MATERIAL>
== == ==

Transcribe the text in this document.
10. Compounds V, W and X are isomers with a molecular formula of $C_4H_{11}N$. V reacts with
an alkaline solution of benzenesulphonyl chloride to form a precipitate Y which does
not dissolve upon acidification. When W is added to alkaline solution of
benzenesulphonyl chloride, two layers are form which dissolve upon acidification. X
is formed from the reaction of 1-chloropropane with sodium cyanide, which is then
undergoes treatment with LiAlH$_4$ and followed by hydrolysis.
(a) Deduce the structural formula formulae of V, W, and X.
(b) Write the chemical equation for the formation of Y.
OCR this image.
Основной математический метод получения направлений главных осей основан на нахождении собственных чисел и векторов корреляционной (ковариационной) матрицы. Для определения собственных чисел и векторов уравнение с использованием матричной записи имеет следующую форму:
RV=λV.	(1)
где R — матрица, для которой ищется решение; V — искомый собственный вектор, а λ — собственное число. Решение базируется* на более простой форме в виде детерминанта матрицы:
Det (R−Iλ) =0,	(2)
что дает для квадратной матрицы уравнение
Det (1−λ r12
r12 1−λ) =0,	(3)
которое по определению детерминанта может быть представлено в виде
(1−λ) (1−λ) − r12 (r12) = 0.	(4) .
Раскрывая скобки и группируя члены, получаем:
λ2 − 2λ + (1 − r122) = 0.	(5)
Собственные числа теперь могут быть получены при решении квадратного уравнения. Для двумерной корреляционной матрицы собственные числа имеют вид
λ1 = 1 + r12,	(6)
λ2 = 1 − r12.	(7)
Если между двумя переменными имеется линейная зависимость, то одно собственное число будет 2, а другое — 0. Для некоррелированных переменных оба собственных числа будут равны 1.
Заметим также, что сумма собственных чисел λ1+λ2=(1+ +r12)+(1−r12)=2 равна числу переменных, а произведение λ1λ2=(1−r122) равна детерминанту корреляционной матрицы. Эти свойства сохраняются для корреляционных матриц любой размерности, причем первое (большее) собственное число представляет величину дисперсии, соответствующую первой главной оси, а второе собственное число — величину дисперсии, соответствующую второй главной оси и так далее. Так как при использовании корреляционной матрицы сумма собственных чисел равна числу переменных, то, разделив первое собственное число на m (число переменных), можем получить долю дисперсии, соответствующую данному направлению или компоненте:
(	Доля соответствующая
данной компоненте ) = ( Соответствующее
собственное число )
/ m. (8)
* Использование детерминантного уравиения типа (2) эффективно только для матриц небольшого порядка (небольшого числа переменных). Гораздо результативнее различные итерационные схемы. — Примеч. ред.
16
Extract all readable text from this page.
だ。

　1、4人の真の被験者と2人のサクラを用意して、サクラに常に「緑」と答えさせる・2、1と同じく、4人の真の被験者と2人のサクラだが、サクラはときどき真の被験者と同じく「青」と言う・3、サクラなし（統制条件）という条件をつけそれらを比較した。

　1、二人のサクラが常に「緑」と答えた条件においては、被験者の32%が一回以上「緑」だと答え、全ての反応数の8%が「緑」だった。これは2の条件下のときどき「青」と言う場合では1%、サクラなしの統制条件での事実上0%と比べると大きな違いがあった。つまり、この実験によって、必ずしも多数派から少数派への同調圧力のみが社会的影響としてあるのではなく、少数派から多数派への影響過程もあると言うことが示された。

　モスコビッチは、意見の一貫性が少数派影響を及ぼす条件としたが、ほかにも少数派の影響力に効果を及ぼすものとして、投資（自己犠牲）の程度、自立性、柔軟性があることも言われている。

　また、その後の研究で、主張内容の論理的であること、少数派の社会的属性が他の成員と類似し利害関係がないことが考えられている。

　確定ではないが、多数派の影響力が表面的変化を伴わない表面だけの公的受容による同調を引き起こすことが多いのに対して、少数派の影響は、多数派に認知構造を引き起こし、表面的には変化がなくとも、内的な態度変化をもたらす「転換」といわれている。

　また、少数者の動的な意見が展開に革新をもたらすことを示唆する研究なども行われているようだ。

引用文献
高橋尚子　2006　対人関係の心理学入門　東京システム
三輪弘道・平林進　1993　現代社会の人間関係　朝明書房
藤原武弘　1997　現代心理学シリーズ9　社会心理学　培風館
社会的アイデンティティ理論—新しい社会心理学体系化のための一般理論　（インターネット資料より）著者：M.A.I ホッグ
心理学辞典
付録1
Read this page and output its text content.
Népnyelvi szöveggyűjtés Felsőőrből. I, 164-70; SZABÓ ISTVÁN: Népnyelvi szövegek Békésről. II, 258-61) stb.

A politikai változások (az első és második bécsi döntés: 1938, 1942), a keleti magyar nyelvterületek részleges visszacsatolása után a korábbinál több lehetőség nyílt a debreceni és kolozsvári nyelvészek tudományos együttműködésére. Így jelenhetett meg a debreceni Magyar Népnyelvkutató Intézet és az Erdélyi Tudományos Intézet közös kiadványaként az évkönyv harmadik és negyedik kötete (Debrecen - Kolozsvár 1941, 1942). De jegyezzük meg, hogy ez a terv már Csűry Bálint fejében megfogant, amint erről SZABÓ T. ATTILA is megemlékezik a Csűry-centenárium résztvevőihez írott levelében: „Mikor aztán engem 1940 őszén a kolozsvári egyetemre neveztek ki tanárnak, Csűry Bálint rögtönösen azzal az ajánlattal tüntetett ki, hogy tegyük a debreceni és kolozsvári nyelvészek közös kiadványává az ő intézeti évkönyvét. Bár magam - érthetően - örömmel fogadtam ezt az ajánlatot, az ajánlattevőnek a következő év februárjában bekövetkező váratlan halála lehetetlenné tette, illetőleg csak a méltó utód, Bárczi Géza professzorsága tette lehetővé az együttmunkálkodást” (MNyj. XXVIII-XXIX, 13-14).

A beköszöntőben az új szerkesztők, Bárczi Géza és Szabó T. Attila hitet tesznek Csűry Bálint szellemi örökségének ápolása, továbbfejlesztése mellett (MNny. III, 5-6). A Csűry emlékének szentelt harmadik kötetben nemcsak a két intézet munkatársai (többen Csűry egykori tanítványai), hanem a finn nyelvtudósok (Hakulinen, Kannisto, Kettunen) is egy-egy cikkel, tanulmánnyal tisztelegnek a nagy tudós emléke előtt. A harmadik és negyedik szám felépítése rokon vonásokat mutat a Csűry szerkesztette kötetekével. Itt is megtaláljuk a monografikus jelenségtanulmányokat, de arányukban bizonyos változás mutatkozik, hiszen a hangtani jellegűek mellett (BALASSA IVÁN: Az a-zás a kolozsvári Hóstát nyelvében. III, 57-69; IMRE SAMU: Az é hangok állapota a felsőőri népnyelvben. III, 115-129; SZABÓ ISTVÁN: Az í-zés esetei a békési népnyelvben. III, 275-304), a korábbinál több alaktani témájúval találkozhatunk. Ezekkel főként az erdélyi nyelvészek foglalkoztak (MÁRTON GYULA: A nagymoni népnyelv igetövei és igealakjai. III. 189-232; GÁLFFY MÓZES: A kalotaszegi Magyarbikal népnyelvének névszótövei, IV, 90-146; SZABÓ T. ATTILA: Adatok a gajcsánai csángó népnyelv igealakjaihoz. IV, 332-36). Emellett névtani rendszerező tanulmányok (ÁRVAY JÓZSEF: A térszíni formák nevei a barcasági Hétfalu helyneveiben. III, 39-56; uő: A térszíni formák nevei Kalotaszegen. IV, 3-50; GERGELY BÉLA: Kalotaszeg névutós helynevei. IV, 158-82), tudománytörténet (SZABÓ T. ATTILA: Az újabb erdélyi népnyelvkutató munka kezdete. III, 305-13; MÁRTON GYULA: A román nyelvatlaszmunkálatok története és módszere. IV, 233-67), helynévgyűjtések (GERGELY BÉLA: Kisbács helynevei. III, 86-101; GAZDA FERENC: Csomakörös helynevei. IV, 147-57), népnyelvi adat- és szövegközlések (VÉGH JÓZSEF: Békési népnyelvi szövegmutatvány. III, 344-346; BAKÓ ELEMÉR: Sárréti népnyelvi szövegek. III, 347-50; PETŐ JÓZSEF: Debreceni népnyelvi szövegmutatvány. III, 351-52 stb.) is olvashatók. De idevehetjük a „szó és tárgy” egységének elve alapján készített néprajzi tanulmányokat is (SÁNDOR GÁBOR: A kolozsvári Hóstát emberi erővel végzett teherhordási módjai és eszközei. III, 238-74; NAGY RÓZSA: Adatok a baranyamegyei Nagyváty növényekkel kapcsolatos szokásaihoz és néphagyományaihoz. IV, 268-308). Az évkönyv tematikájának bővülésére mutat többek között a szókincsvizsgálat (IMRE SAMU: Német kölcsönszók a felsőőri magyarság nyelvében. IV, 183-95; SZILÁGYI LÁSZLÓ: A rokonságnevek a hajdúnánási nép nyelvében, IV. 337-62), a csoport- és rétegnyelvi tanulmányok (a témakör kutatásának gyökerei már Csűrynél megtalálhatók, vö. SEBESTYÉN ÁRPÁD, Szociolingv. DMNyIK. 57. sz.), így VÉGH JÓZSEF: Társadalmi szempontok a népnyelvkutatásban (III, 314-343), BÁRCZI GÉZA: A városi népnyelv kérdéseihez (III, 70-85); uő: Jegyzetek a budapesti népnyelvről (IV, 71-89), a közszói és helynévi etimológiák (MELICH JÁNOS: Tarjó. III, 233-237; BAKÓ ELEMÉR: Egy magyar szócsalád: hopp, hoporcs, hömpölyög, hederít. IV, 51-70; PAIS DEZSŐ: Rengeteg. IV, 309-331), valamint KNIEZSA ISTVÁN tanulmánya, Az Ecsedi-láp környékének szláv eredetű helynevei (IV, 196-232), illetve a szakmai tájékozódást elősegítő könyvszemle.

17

== == ==

WHAT TO WORK ON> Lines that hold "this" are the ones to copy; find all of them.

ANSWER BELOW>
Transcribe the text in this document.
OCR this image.
Extract all readable text from this page.
Read this page and output its text content.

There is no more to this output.